RECORDED DATA ->
--- Start ---

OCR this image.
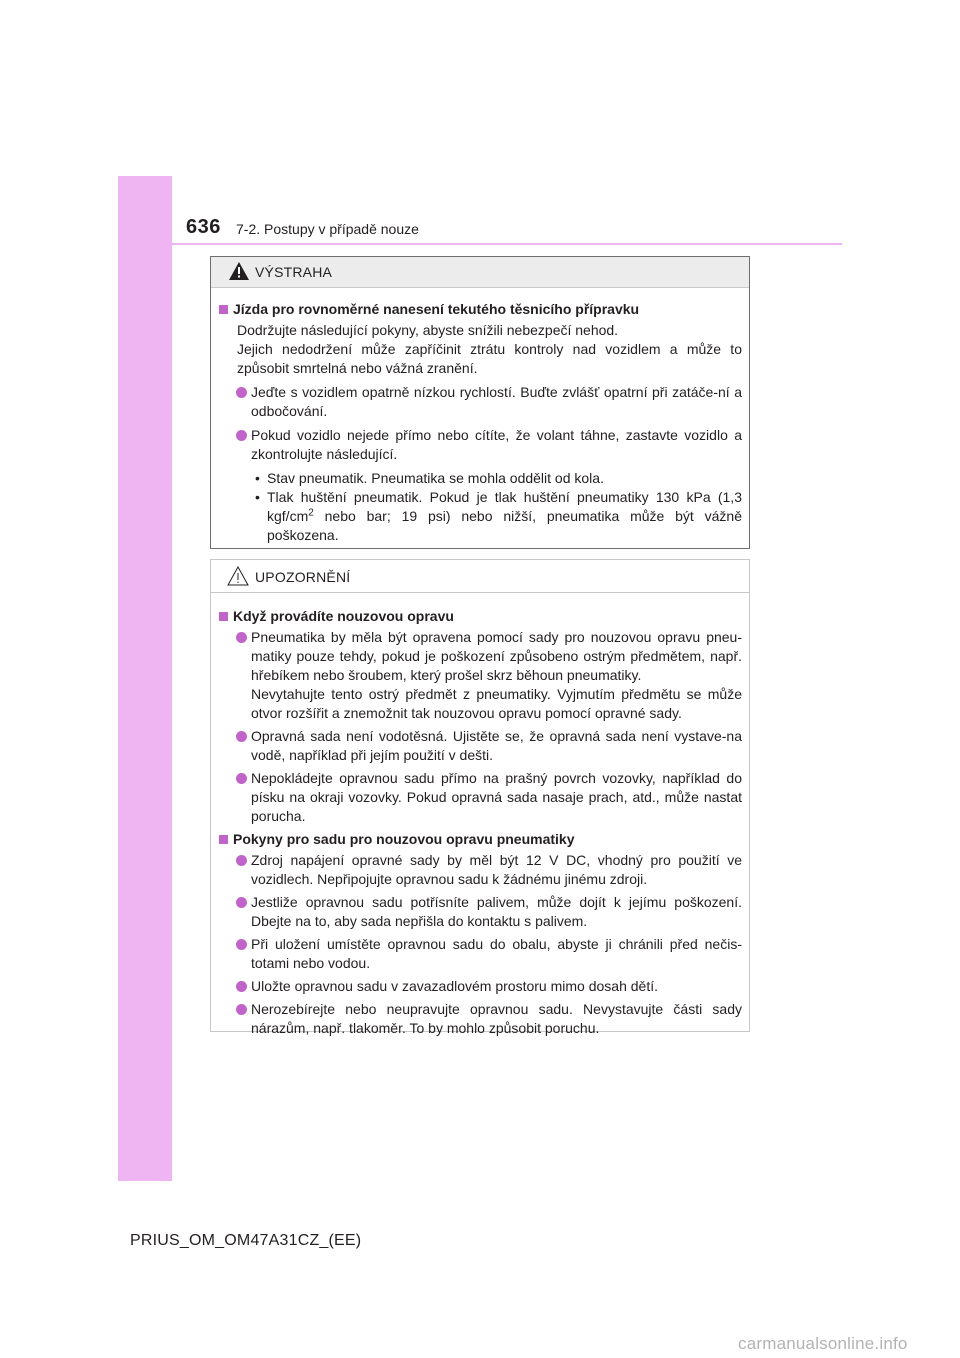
636 7-2. Postupy v případě nouze
VÝSTRAHA
Jízda pro rovnoměrné nanesení tekutého těsnicího přípravku
Dodržujte následující pokyny, abyste snížili nebezpečí nehod.
Jejich nedodržení může zapříčinit ztrátu kontroly nad vozidlem a může to způsobit smrtelná nebo vážná zranění.
Jeďte s vozidlem opatrně nízkou rychlostí. Buďte zvlášť opatrní při zatáče-ní a odbočování.
Pokud vozidlo nejede přímo nebo cítíte, že volant táhne, zastavte vozidlo a zkontrolujte následující.
• Stav pneumatik. Pneumatika se mohla oddělit od kola.
• Tlak huštění pneumatik. Pokud je tlak huštění pneumatiky 130 kPa (1,3 kgf/$cm^2$ nebo bar; 19 psi) nebo nižší, pneumatika může být vážně poškozena.
UPOZORNĚNÍ
Když provádíte nouzovou opravu
Pneumatika by měla být opravena pomocí sady pro nouzovou opravu pneu-matiky pouze tehdy, pokud je poškození způsobeno ostrým předmětem, např. hřebíkem nebo šroubem, který prošel skrz běhoun pneumatiky.
Nevytahujte tento ostrý předmět z pneumatiky. Vyjmutím předmětu se může otvor rozšířit a znemožnit tak nouzovou opravu pomocí opravné sady.
Opravná sada není vodotěsná. Ujistěte se, že opravná sada není vystave-na vodě, například při jejím použití v dešti.
Nepokládejte opravnou sadu přímo na prašný povrch vozovky, například do písku na okraji vozovky. Pokud opravná sada nasaje prach, atd., může nastat porucha.
Pokyny pro sadu pro nouzovou opravu pneumatiky
Zdroj napájení opravné sady by měl být 12 V DC, vhodný pro použití ve vozidlech. Nepřipojujte opravnou sadu k žádnému jinému zdroji.
Jestliže opravnou sadu potřísníte palivem, může dojít k jejímu poškození. Dbejte na to, aby sada nepřišla do kontaktu s palivem.
Při uložení umístěte opravnou sadu do obalu, abyste ji chránili před nečis-totami nebo vodou.
Uložte opravnou sadu v zavazadlovém prostoru mimo dosah dětí.
Nerozebírejte nebo neupravujte opravnou sadu. Nevystavujte části sady nárazům, např. tlakoměr. To by mohlo způsobit poruchu.
PRIUS_OM_OM47A31CZ_(EE)
carmanualsonline.info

--- End ---

TASK DETAILS ->
Each line above is to be copied verbatim. Drop any image from the copy.

SOLUTION ->
OCR this image.
636 7-2. Postupy v případě nouze
VÝSTRAHA
Jízda pro rovnoměrné nanesení tekutého těsnicího přípravku
Dodržujte následující pokyny, abyste snížili nebezpečí nehod.
Jejich nedodržení může zapříčinit ztrátu kontroly nad vozidlem a může to způsobit smrtelná nebo vážná zranění.
Jeďte s vozidlem opatrně nízkou rychlostí. Buďte zvlášť opatrní při zatáče-ní a odbočování.
Pokud vozidlo nejede přímo nebo cítíte, že volant táhne, zastavte vozidlo a zkontrolujte následující.
• Stav pneumatik. Pneumatika se mohla oddělit od kola.
• Tlak huštění pneumatik. Pokud je tlak huštění pneumatiky 130 kPa (1,3 kgf/$cm^2$ nebo bar; 19 psi) nebo nižší, pneumatika může být vážně poškozena.
UPOZORNĚNÍ
Když provádíte nouzovou opravu
Pneumatika by měla být opravena pomocí sady pro nouzovou opravu pneu-matiky pouze tehdy, pokud je poškození způsobeno ostrým předmětem, např. hřebíkem nebo šroubem, který prošel skrz běhoun pneumatiky.
Nevytahujte tento ostrý předmět z pneumatiky. Vyjmutím předmětu se může otvor rozšířit a znemožnit tak nouzovou opravu pomocí opravné sady.
Opravná sada není vodotěsná. Ujistěte se, že opravná sada není vystave-na vodě, například při jejím použití v dešti.
Nepokládejte opravnou sadu přímo na prašný povrch vozovky, například do písku na okraji vozovky. Pokud opravná sada nasaje prach, atd., může nastat porucha.
Pokyny pro sadu pro nouzovou opravu pneumatiky
Zdroj napájení opravné sady by měl být 12 V DC, vhodný pro použití ve vozidlech. Nepřipojujte opravnou sadu k žádnému jinému zdroji.
Jestliže opravnou sadu potřísníte palivem, může dojít k jejímu poškození. Dbejte na to, aby sada nepřišla do kontaktu s palivem.
Při uložení umístěte opravnou sadu do obalu, abyste ji chránili před nečis-totami nebo vodou.
Uložte opravnou sadu v zavazadlovém prostoru mimo dosah dětí.
Nerozebírejte nebo neupravujte opravnou sadu. Nevystavujte části sady nárazům, např. tlakoměr. To by mohlo způsobit poruchu.
PRIUS_OM_OM47A31CZ_(EE)
carmanualsonline.info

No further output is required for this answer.